GOAL: Write out each line of the material again, word for word.

— begin —

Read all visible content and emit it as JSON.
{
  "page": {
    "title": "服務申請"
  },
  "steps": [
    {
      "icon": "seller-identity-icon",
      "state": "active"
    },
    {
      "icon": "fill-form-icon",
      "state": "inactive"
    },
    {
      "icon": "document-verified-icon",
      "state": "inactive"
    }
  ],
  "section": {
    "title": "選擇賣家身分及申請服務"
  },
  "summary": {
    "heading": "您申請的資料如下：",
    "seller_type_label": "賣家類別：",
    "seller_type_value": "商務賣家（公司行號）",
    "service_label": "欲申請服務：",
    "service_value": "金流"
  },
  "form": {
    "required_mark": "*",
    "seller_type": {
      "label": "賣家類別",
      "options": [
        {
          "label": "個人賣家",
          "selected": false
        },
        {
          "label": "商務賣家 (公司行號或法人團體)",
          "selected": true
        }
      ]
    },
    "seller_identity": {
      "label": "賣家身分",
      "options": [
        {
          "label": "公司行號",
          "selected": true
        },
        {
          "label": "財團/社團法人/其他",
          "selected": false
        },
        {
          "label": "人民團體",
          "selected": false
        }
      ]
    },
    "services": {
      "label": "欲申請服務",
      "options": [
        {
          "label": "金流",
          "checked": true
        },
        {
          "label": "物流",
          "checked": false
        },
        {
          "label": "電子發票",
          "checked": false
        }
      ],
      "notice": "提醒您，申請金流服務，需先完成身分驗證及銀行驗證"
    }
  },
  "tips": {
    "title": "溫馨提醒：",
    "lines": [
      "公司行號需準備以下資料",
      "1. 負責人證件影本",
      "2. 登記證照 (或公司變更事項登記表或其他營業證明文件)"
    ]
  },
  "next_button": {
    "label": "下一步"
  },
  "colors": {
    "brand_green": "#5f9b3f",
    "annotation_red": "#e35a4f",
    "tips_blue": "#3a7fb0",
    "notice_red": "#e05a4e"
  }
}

— end —

SOLUTION TO THE PROBLEM:
Read all visible content and emit it as JSON.
{
  "page": {
    "title": "服務申請"
  },
  "steps": [
    {
      "icon": "seller-identity-icon",
      "state": "active"
    },
    {
      "icon": "fill-form-icon",
      "state": "inactive"
    },
    {
      "icon": "document-verified-icon",
      "state": "inactive"
    }
  ],
  "section": {
    "title": "選擇賣家身分及申請服務"
  },
  "summary": {
    "heading": "您申請的資料如下：",
    "seller_type_label": "賣家類別：",
    "seller_type_value": "商務賣家（公司行號）",
    "service_label": "欲申請服務：",
    "service_value": "金流"
  },
  "form": {
    "required_mark": "*",
    "seller_type": {
      "label": "賣家類別",
      "options": [
        {
          "label": "個人賣家",
          "selected": false
        },
        {
          "label": "商務賣家 (公司行號或法人團體)",
          "selected": true
        }
      ]
    },
    "seller_identity": {
      "label": "賣家身分",
      "options": [
        {
          "label": "公司行號",
          "selected": true
        },
        {
          "label": "財團/社團法人/其他",
          "selected": false
        },
        {
          "label": "人民團體",
          "selected": false
        }
      ]
    },
    "services": {
      "label": "欲申請服務",
      "options": [
        {
          "label": "金流",
          "checked": true
        },
        {
          "label": "物流",
          "checked": false
        },
        {
          "label": "電子發票",
          "checked": false
        }
      ],
      "notice": "提醒您，申請金流服務，需先完成身分驗證及銀行驗證"
    }
  },
  "tips": {
    "title": "溫馨提醒：",
    "lines": [
      "公司行號需準備以下資料",
      "1. 負責人證件影本",
      "2. 登記證照 (或公司變更事項登記表或其他營業證明文件)"
    ]
  },
  "next_button": {
    "label": "下一步"
  },
  "colors": {
    "brand_green": "#5f9b3f",
    "annotation_red": "#e35a4f",
    "tips_blue": "#3a7fb0",
    "notice_red": "#e05a4e"
  }
}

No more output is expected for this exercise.